[Collection entries]
=-=-=
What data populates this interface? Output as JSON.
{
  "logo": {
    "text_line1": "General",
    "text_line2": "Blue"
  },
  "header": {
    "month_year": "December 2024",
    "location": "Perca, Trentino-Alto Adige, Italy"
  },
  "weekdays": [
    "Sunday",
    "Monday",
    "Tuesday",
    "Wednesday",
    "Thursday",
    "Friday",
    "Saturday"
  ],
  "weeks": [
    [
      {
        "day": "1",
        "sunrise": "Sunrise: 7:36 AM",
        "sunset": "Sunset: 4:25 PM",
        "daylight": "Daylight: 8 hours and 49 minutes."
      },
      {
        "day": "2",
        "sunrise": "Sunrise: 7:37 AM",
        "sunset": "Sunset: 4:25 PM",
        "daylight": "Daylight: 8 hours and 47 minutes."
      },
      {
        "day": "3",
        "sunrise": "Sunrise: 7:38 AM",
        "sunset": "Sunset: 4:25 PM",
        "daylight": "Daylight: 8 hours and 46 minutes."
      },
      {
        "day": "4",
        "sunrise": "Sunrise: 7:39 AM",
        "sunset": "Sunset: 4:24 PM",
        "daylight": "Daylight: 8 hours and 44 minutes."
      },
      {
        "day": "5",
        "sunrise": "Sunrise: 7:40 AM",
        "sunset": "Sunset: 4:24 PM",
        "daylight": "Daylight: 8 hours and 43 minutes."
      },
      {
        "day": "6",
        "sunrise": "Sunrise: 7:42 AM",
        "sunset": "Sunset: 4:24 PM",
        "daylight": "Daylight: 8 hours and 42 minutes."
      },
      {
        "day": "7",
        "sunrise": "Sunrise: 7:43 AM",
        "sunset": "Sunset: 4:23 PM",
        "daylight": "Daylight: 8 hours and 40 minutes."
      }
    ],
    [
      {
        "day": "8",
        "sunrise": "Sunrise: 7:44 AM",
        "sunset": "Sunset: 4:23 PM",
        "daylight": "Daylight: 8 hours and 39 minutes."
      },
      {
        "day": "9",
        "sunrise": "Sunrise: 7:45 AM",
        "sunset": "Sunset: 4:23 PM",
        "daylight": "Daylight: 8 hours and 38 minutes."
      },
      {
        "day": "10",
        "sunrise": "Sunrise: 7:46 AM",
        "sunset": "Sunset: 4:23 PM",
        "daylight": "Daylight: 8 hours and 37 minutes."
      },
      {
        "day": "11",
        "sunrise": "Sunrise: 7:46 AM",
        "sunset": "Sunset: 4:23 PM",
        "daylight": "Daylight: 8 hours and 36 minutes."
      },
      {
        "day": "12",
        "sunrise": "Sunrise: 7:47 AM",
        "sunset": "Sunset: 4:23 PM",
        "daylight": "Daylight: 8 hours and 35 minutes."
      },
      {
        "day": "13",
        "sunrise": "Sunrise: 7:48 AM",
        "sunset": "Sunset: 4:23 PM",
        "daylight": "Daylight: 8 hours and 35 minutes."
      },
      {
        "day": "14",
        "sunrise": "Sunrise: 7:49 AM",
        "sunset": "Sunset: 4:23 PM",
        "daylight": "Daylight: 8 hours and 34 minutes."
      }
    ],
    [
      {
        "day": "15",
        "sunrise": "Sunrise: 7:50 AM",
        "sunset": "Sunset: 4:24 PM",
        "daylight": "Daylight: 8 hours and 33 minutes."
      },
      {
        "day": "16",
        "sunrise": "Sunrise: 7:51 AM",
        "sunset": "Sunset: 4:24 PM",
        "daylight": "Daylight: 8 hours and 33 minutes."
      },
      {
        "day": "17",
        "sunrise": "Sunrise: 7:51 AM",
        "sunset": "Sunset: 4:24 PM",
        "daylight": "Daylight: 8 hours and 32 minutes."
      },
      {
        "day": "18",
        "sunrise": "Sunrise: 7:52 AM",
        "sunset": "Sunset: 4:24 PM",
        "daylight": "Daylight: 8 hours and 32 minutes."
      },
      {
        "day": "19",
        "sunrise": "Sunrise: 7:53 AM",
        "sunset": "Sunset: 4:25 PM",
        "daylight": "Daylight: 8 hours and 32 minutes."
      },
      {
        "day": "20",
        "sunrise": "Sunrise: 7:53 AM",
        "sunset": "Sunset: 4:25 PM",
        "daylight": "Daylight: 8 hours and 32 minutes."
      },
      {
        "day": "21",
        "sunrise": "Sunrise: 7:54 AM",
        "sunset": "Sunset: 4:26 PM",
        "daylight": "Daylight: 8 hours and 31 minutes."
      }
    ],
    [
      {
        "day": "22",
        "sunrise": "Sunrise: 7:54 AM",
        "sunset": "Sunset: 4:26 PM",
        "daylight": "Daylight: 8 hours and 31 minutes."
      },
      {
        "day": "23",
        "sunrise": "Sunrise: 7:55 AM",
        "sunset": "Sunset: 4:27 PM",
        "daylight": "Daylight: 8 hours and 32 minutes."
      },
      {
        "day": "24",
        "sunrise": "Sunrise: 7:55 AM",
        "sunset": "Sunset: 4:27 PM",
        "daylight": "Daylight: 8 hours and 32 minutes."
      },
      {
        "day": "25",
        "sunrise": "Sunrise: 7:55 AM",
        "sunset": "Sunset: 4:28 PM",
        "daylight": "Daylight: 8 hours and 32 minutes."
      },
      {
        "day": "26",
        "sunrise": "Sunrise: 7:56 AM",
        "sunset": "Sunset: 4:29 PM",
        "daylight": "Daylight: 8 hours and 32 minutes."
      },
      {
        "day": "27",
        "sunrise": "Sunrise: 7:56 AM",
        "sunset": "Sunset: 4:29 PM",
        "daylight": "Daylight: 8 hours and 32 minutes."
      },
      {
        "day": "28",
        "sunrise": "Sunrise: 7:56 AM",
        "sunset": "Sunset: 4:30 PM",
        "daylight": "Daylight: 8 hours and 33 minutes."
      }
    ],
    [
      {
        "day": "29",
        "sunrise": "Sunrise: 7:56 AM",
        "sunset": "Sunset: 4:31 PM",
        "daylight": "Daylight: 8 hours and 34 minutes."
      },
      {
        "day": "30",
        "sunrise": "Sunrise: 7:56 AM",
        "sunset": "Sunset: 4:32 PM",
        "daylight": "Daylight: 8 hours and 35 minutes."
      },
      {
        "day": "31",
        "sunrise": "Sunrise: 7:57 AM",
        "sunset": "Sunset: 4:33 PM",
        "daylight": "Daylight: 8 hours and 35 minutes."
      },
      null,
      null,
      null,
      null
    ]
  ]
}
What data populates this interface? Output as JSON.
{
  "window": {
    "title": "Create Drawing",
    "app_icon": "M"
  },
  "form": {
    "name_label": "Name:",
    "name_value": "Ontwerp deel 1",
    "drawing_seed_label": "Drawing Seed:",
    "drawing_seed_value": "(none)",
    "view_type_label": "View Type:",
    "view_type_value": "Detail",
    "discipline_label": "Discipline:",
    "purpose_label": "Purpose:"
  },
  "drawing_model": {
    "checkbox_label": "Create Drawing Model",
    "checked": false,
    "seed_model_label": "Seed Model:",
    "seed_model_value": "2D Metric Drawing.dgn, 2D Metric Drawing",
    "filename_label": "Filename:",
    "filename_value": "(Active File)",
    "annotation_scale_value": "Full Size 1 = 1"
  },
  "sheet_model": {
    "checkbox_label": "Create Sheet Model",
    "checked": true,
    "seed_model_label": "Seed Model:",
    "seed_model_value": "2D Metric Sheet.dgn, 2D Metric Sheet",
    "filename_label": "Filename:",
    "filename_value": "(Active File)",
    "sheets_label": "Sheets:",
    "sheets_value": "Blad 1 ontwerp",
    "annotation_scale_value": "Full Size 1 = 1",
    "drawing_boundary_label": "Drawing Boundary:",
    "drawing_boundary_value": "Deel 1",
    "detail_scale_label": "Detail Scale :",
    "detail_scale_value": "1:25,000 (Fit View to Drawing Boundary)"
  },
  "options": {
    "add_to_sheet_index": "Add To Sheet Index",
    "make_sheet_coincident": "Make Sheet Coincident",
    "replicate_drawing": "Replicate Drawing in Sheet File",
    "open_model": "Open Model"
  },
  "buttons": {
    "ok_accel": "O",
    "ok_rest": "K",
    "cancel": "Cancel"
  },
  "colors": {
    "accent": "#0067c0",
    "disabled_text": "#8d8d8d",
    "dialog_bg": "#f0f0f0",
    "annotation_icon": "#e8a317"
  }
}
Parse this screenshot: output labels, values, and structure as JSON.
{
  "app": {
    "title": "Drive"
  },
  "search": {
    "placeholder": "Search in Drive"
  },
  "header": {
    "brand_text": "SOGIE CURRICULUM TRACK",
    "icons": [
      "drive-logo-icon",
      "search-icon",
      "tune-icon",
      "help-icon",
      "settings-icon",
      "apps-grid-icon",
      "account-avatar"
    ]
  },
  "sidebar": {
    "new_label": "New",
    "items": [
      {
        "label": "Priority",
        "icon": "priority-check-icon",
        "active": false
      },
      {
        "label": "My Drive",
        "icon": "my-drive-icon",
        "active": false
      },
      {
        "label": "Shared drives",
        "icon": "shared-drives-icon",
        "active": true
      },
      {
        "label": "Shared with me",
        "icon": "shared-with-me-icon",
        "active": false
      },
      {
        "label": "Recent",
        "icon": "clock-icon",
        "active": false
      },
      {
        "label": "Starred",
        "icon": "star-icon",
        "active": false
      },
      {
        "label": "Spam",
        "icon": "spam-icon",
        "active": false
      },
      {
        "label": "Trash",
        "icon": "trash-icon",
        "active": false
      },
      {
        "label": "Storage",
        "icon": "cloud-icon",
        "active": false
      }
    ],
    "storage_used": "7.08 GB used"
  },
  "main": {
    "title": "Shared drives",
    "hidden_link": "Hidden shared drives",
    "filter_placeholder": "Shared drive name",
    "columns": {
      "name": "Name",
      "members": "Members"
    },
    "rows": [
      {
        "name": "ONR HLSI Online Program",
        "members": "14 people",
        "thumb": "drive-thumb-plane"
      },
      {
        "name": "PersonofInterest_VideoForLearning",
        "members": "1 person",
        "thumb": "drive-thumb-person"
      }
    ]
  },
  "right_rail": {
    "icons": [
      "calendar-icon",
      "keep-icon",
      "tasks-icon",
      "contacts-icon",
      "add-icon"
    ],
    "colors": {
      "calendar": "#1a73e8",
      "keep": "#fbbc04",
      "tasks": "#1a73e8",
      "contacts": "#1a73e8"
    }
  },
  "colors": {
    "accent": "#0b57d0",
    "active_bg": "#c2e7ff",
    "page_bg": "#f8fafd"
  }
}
=-=-=
# [Written exercise]
From the listing, copy every line where the string "Full" appears.

# [Response below]
    "annotation_scale_value": "Full Size 1 = 1"
    "annotation_scale_value": "Full Size 1 = 1",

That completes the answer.